## [Exercise prompt]
Each entry below must be repeated exactly, with pictures left out.

* BEGIN Material provided *

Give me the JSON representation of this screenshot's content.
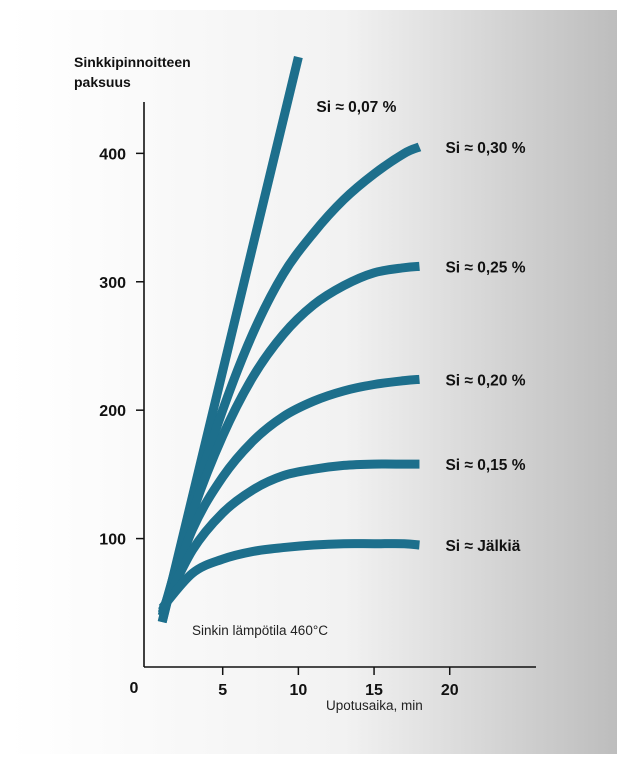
{
  "chart_data": {
    "type": "line",
    "ylabel_lines": [
      "Sinkkipinnoitteen",
      "paksuus"
    ],
    "xlabel": "Upotusaika, min",
    "annotation": "Sinkin lämpötila 460°C",
    "origin_label": "0",
    "x_ticks": [
      5,
      10,
      15,
      20
    ],
    "y_ticks": [
      100,
      200,
      300,
      400
    ],
    "xlim": [
      -0.2,
      25.7
    ],
    "ylim": [
      0,
      440
    ],
    "series": [
      {
        "name": "Si ≈ 0,07 %",
        "points": [
          [
            1,
            35
          ],
          [
            10,
            475
          ]
        ]
      },
      {
        "name": "Si ≈ 0,30 %",
        "points": [
          [
            1,
            35
          ],
          [
            3,
            127
          ],
          [
            5,
            200
          ],
          [
            7,
            260
          ],
          [
            9,
            306
          ],
          [
            11,
            338
          ],
          [
            13,
            364
          ],
          [
            15,
            384
          ],
          [
            17,
            400
          ],
          [
            18,
            405
          ]
        ]
      },
      {
        "name": "Si ≈ 0,25 %",
        "points": [
          [
            1,
            40
          ],
          [
            3,
            120
          ],
          [
            5,
            180
          ],
          [
            7,
            226
          ],
          [
            9,
            259
          ],
          [
            11,
            282
          ],
          [
            13,
            297
          ],
          [
            15,
            307
          ],
          [
            17,
            311
          ],
          [
            18,
            312
          ]
        ]
      },
      {
        "name": "Si ≈ 0,20 %",
        "points": [
          [
            1,
            42
          ],
          [
            3,
            107
          ],
          [
            5,
            148
          ],
          [
            7,
            176
          ],
          [
            9,
            195
          ],
          [
            11,
            207
          ],
          [
            13,
            215
          ],
          [
            15,
            220
          ],
          [
            17,
            223
          ],
          [
            18,
            224
          ]
        ]
      },
      {
        "name": "Si ≈ 0,15 %",
        "points": [
          [
            1,
            44
          ],
          [
            3,
            91
          ],
          [
            5,
            120
          ],
          [
            7,
            138
          ],
          [
            9,
            149
          ],
          [
            11,
            154
          ],
          [
            13,
            157
          ],
          [
            15,
            158
          ],
          [
            17,
            158
          ],
          [
            18,
            158
          ]
        ]
      },
      {
        "name": "Si ≈ Jälkiä",
        "points": [
          [
            1,
            46
          ],
          [
            3,
            73
          ],
          [
            5,
            84
          ],
          [
            7,
            90
          ],
          [
            9,
            93
          ],
          [
            11,
            95
          ],
          [
            13,
            96
          ],
          [
            15,
            96
          ],
          [
            17,
            96
          ],
          [
            18,
            95
          ]
        ]
      }
    ],
    "line_color": "#1d6f8c",
    "background_gradient": [
      "#ffffff",
      "#bdbdbd"
    ],
    "grid": false,
    "legend": "labels at line ends"
  }
}
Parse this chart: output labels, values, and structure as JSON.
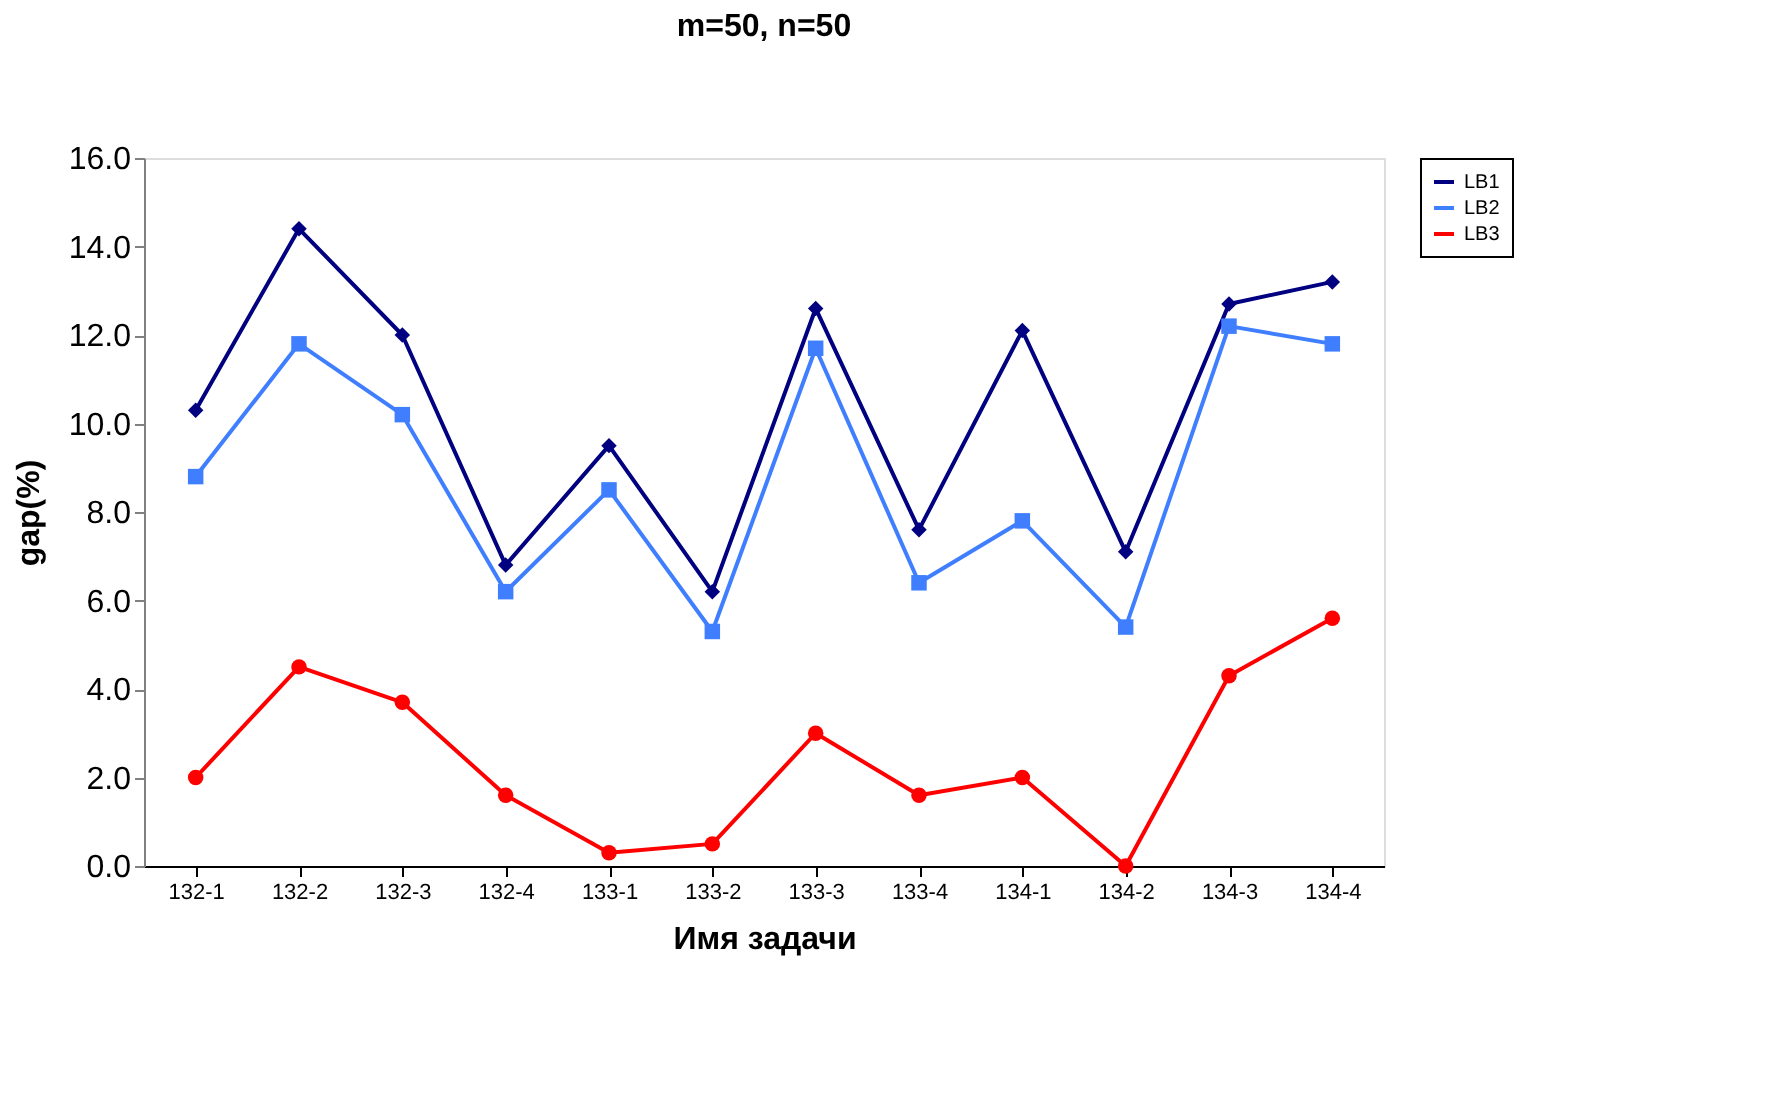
{
  "chart_data": {
    "type": "line",
    "title": "m=50, n=50",
    "xlabel": "Имя задачи",
    "ylabel": "gap(%)",
    "categories": [
      "132-1",
      "132-2",
      "132-3",
      "132-4",
      "133-1",
      "133-2",
      "133-3",
      "133-4",
      "134-1",
      "134-2",
      "134-3",
      "134-4"
    ],
    "series": [
      {
        "name": "LB1",
        "color": "#000080",
        "marker": "diamond",
        "values": [
          10.3,
          14.4,
          12.0,
          6.8,
          9.5,
          6.2,
          12.6,
          7.6,
          12.1,
          7.1,
          12.7,
          13.2
        ]
      },
      {
        "name": "LB2",
        "color": "#3f7fff",
        "marker": "square",
        "values": [
          8.8,
          11.8,
          10.2,
          6.2,
          8.5,
          5.3,
          11.7,
          6.4,
          7.8,
          5.4,
          12.2,
          11.8
        ]
      },
      {
        "name": "LB3",
        "color": "#ff0000",
        "marker": "circle",
        "values": [
          2.0,
          4.5,
          3.7,
          1.6,
          0.3,
          0.5,
          3.0,
          1.6,
          2.0,
          0.0,
          4.3,
          5.6
        ]
      }
    ],
    "ylim": [
      0,
      16
    ],
    "yticks": [
      {
        "value": 0,
        "label": "0.0"
      },
      {
        "value": 2,
        "label": "2.0"
      },
      {
        "value": 4,
        "label": "4.0"
      },
      {
        "value": 6,
        "label": "6.0"
      },
      {
        "value": 8,
        "label": "8.0"
      },
      {
        "value": 10,
        "label": "10.0"
      },
      {
        "value": 12,
        "label": "12.0"
      },
      {
        "value": 14,
        "label": "14.0"
      },
      {
        "value": 16,
        "label": "16.0"
      }
    ],
    "grid": false,
    "legend": "right",
    "line_style": "solid"
  }
}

* END Material provided *

## [Response below]
Give me the JSON representation of this screenshot's content.
{
  "chart_data": {
    "type": "line",
    "ylabel_lines": [
      "Sinkkipinnoitteen",
      "paksuus"
    ],
    "xlabel": "Upotusaika, min",
    "annotation": "Sinkin lämpötila 460°C",
    "origin_label": "0",
    "x_ticks": [
      5,
      10,
      15,
      20
    ],
    "y_ticks": [
      100,
      200,
      300,
      400
    ],
    "xlim": [
      -0.2,
      25.7
    ],
    "ylim": [
      0,
      440
    ],
    "series": [
      {
        "name": "Si ≈ 0,07 %",
        "points": [
          [
            1,
            35
          ],
          [
            10,
            475
          ]
        ]
      },
      {
        "name": "Si ≈ 0,30 %",
        "points": [
          [
            1,
            35
          ],
          [
            3,
            127
          ],
          [
            5,
            200
          ],
          [
            7,
            260
          ],
          [
            9,
            306
          ],
          [
            11,
            338
          ],
          [
            13,
            364
          ],
          [
            15,
            384
          ],
          [
            17,
            400
          ],
          [
            18,
            405
          ]
        ]
      },
      {
        "name": "Si ≈ 0,25 %",
        "points": [
          [
            1,
            40
          ],
          [
            3,
            120
          ],
          [
            5,
            180
          ],
          [
            7,
            226
          ],
          [
            9,
            259
          ],
          [
            11,
            282
          ],
          [
            13,
            297
          ],
          [
            15,
            307
          ],
          [
            17,
            311
          ],
          [
            18,
            312
          ]
        ]
      },
      {
        "name": "Si ≈ 0,20 %",
        "points": [
          [
            1,
            42
          ],
          [
            3,
            107
          ],
          [
            5,
            148
          ],
          [
            7,
            176
          ],
          [
            9,
            195
          ],
          [
            11,
            207
          ],
          [
            13,
            215
          ],
          [
            15,
            220
          ],
          [
            17,
            223
          ],
          [
            18,
            224
          ]
        ]
      },
      {
        "name": "Si ≈ 0,15 %",
        "points": [
          [
            1,
            44
          ],
          [
            3,
            91
          ],
          [
            5,
            120
          ],
          [
            7,
            138
          ],
          [
            9,
            149
          ],
          [
            11,
            154
          ],
          [
            13,
            157
          ],
          [
            15,
            158
          ],
          [
            17,
            158
          ],
          [
            18,
            158
          ]
        ]
      },
      {
        "name": "Si ≈ Jälkiä",
        "points": [
          [
            1,
            46
          ],
          [
            3,
            73
          ],
          [
            5,
            84
          ],
          [
            7,
            90
          ],
          [
            9,
            93
          ],
          [
            11,
            95
          ],
          [
            13,
            96
          ],
          [
            15,
            96
          ],
          [
            17,
            96
          ],
          [
            18,
            95
          ]
        ]
      }
    ],
    "line_color": "#1d6f8c",
    "background_gradient": [
      "#ffffff",
      "#bdbdbd"
    ],
    "grid": false,
    "legend": "labels at line ends"
  }
}
Parse this chart: output labels, values, and structure as JSON.
{
  "chart_data": {
    "type": "line",
    "title": "m=50, n=50",
    "xlabel": "Имя задачи",
    "ylabel": "gap(%)",
    "categories": [
      "132-1",
      "132-2",
      "132-3",
      "132-4",
      "133-1",
      "133-2",
      "133-3",
      "133-4",
      "134-1",
      "134-2",
      "134-3",
      "134-4"
    ],
    "series": [
      {
        "name": "LB1",
        "color": "#000080",
        "marker": "diamond",
        "values": [
          10.3,
          14.4,
          12.0,
          6.8,
          9.5,
          6.2,
          12.6,
          7.6,
          12.1,
          7.1,
          12.7,
          13.2
        ]
      },
      {
        "name": "LB2",
        "color": "#3f7fff",
        "marker": "square",
        "values": [
          8.8,
          11.8,
          10.2,
          6.2,
          8.5,
          5.3,
          11.7,
          6.4,
          7.8,
          5.4,
          12.2,
          11.8
        ]
      },
      {
        "name": "LB3",
        "color": "#ff0000",
        "marker": "circle",
        "values": [
          2.0,
          4.5,
          3.7,
          1.6,
          0.3,
          0.5,
          3.0,
          1.6,
          2.0,
          0.0,
          4.3,
          5.6
        ]
      }
    ],
    "ylim": [
      0,
      16
    ],
    "yticks": [
      {
        "value": 0,
        "label": "0.0"
      },
      {
        "value": 2,
        "label": "2.0"
      },
      {
        "value": 4,
        "label": "4.0"
      },
      {
        "value": 6,
        "label": "6.0"
      },
      {
        "value": 8,
        "label": "8.0"
      },
      {
        "value": 10,
        "label": "10.0"
      },
      {
        "value": 12,
        "label": "12.0"
      },
      {
        "value": 14,
        "label": "14.0"
      },
      {
        "value": 16,
        "label": "16.0"
      }
    ],
    "grid": false,
    "legend": "right",
    "line_style": "solid"
  }
}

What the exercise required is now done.